▸ **TASK BRIEF**
Set each entry down verbatim, omitting images.
╭─ RECORD EXCERPTS
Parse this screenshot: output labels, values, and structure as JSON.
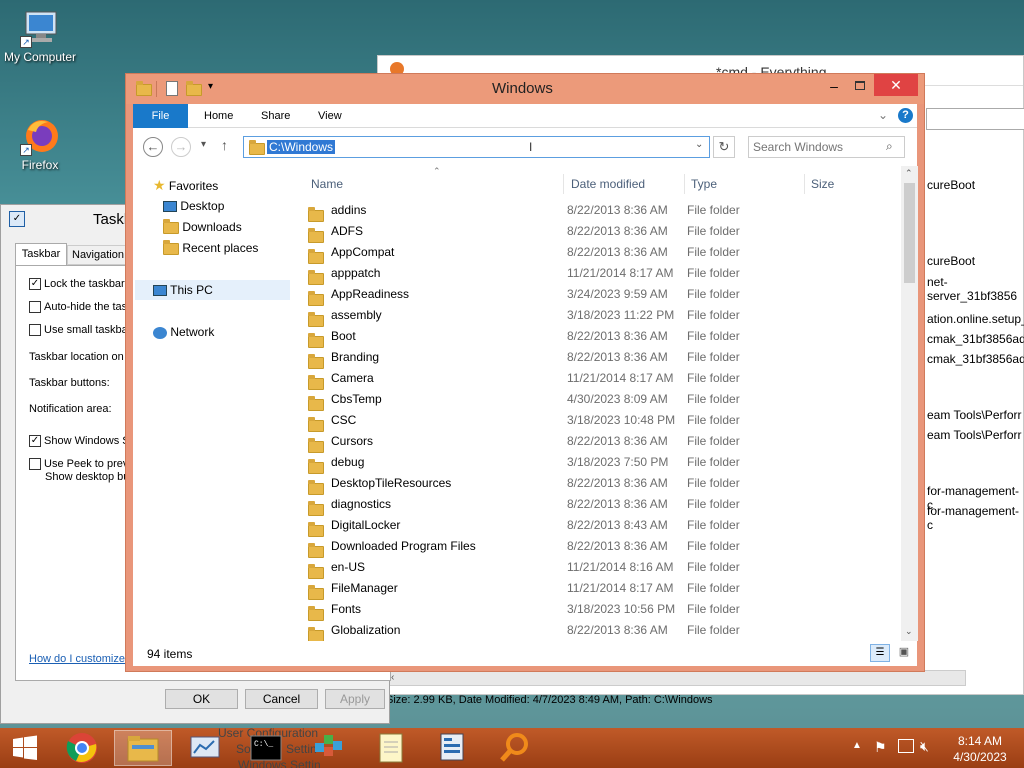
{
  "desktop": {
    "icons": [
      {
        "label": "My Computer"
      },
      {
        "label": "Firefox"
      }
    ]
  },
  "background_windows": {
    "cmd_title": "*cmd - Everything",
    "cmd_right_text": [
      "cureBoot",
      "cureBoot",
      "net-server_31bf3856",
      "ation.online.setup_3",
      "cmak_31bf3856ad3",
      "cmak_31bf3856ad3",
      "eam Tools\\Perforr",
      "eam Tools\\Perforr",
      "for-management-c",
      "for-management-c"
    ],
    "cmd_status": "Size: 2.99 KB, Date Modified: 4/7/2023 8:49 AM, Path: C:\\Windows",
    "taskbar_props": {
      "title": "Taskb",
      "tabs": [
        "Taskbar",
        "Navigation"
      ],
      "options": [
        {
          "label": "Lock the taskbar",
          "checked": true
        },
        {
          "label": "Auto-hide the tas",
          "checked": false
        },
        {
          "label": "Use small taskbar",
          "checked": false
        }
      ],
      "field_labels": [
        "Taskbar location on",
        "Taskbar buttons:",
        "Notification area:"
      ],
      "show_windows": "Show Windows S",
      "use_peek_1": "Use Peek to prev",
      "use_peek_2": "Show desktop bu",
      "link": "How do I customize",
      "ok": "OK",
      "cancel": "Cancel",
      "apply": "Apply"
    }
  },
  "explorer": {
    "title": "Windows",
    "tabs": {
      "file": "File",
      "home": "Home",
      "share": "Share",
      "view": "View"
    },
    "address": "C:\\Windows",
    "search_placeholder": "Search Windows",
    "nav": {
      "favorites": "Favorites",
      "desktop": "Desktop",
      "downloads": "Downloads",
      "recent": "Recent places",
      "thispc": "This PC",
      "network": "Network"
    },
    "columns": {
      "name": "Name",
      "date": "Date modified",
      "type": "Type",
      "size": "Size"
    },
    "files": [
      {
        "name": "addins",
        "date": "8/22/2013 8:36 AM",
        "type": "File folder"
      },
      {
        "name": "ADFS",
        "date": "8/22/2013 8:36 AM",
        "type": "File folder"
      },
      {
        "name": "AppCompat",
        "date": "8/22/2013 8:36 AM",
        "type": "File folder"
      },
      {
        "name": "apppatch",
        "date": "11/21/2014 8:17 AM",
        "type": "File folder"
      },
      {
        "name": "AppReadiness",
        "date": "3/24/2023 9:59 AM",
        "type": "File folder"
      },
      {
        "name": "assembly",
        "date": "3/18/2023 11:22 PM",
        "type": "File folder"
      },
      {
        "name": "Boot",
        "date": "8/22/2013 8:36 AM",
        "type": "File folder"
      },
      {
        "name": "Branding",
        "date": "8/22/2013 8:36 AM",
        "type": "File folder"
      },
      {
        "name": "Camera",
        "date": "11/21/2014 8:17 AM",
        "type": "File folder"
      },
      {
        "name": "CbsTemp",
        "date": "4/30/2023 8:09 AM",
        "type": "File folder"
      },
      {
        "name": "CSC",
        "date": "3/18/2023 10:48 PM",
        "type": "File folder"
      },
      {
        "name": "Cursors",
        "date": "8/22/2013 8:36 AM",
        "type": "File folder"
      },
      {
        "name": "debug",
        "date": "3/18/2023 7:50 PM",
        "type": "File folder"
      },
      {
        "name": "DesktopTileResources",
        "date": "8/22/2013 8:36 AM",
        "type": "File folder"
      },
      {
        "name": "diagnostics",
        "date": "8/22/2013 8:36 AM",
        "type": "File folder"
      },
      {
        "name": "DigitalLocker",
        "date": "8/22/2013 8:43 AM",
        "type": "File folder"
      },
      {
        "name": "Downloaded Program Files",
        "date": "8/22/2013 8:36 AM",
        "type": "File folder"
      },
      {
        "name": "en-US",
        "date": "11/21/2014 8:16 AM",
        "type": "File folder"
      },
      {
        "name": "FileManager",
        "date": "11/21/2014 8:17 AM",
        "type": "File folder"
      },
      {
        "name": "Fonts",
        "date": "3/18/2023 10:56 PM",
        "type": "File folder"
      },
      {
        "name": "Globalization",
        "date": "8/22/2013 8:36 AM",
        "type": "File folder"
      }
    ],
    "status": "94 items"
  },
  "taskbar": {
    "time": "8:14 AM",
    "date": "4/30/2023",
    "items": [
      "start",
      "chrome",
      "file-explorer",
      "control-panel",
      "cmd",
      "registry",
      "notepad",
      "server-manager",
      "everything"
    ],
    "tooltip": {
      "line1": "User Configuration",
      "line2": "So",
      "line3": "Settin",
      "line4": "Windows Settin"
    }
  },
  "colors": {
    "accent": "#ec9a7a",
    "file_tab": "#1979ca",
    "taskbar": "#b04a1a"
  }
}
╰─
▸ **THE OUTPUT**
Parse this screenshot: output labels, values, and structure as JSON.
{
  "desktop": {
    "icons": [
      {
        "label": "My Computer"
      },
      {
        "label": "Firefox"
      }
    ]
  },
  "background_windows": {
    "cmd_title": "*cmd - Everything",
    "cmd_right_text": [
      "cureBoot",
      "cureBoot",
      "net-server_31bf3856",
      "ation.online.setup_3",
      "cmak_31bf3856ad3",
      "cmak_31bf3856ad3",
      "eam Tools\\Perforr",
      "eam Tools\\Perforr",
      "for-management-c",
      "for-management-c"
    ],
    "cmd_status": "Size: 2.99 KB, Date Modified: 4/7/2023 8:49 AM, Path: C:\\Windows",
    "taskbar_props": {
      "title": "Taskb",
      "tabs": [
        "Taskbar",
        "Navigation"
      ],
      "options": [
        {
          "label": "Lock the taskbar",
          "checked": true
        },
        {
          "label": "Auto-hide the tas",
          "checked": false
        },
        {
          "label": "Use small taskbar",
          "checked": false
        }
      ],
      "field_labels": [
        "Taskbar location on",
        "Taskbar buttons:",
        "Notification area:"
      ],
      "show_windows": "Show Windows S",
      "use_peek_1": "Use Peek to prev",
      "use_peek_2": "Show desktop bu",
      "link": "How do I customize",
      "ok": "OK",
      "cancel": "Cancel",
      "apply": "Apply"
    }
  },
  "explorer": {
    "title": "Windows",
    "tabs": {
      "file": "File",
      "home": "Home",
      "share": "Share",
      "view": "View"
    },
    "address": "C:\\Windows",
    "search_placeholder": "Search Windows",
    "nav": {
      "favorites": "Favorites",
      "desktop": "Desktop",
      "downloads": "Downloads",
      "recent": "Recent places",
      "thispc": "This PC",
      "network": "Network"
    },
    "columns": {
      "name": "Name",
      "date": "Date modified",
      "type": "Type",
      "size": "Size"
    },
    "files": [
      {
        "name": "addins",
        "date": "8/22/2013 8:36 AM",
        "type": "File folder"
      },
      {
        "name": "ADFS",
        "date": "8/22/2013 8:36 AM",
        "type": "File folder"
      },
      {
        "name": "AppCompat",
        "date": "8/22/2013 8:36 AM",
        "type": "File folder"
      },
      {
        "name": "apppatch",
        "date": "11/21/2014 8:17 AM",
        "type": "File folder"
      },
      {
        "name": "AppReadiness",
        "date": "3/24/2023 9:59 AM",
        "type": "File folder"
      },
      {
        "name": "assembly",
        "date": "3/18/2023 11:22 PM",
        "type": "File folder"
      },
      {
        "name": "Boot",
        "date": "8/22/2013 8:36 AM",
        "type": "File folder"
      },
      {
        "name": "Branding",
        "date": "8/22/2013 8:36 AM",
        "type": "File folder"
      },
      {
        "name": "Camera",
        "date": "11/21/2014 8:17 AM",
        "type": "File folder"
      },
      {
        "name": "CbsTemp",
        "date": "4/30/2023 8:09 AM",
        "type": "File folder"
      },
      {
        "name": "CSC",
        "date": "3/18/2023 10:48 PM",
        "type": "File folder"
      },
      {
        "name": "Cursors",
        "date": "8/22/2013 8:36 AM",
        "type": "File folder"
      },
      {
        "name": "debug",
        "date": "3/18/2023 7:50 PM",
        "type": "File folder"
      },
      {
        "name": "DesktopTileResources",
        "date": "8/22/2013 8:36 AM",
        "type": "File folder"
      },
      {
        "name": "diagnostics",
        "date": "8/22/2013 8:36 AM",
        "type": "File folder"
      },
      {
        "name": "DigitalLocker",
        "date": "8/22/2013 8:43 AM",
        "type": "File folder"
      },
      {
        "name": "Downloaded Program Files",
        "date": "8/22/2013 8:36 AM",
        "type": "File folder"
      },
      {
        "name": "en-US",
        "date": "11/21/2014 8:16 AM",
        "type": "File folder"
      },
      {
        "name": "FileManager",
        "date": "11/21/2014 8:17 AM",
        "type": "File folder"
      },
      {
        "name": "Fonts",
        "date": "3/18/2023 10:56 PM",
        "type": "File folder"
      },
      {
        "name": "Globalization",
        "date": "8/22/2013 8:36 AM",
        "type": "File folder"
      }
    ],
    "status": "94 items"
  },
  "taskbar": {
    "time": "8:14 AM",
    "date": "4/30/2023",
    "items": [
      "start",
      "chrome",
      "file-explorer",
      "control-panel",
      "cmd",
      "registry",
      "notepad",
      "server-manager",
      "everything"
    ],
    "tooltip": {
      "line1": "User Configuration",
      "line2": "So",
      "line3": "Settin",
      "line4": "Windows Settin"
    }
  },
  "colors": {
    "accent": "#ec9a7a",
    "file_tab": "#1979ca",
    "taskbar": "#b04a1a"
  }
}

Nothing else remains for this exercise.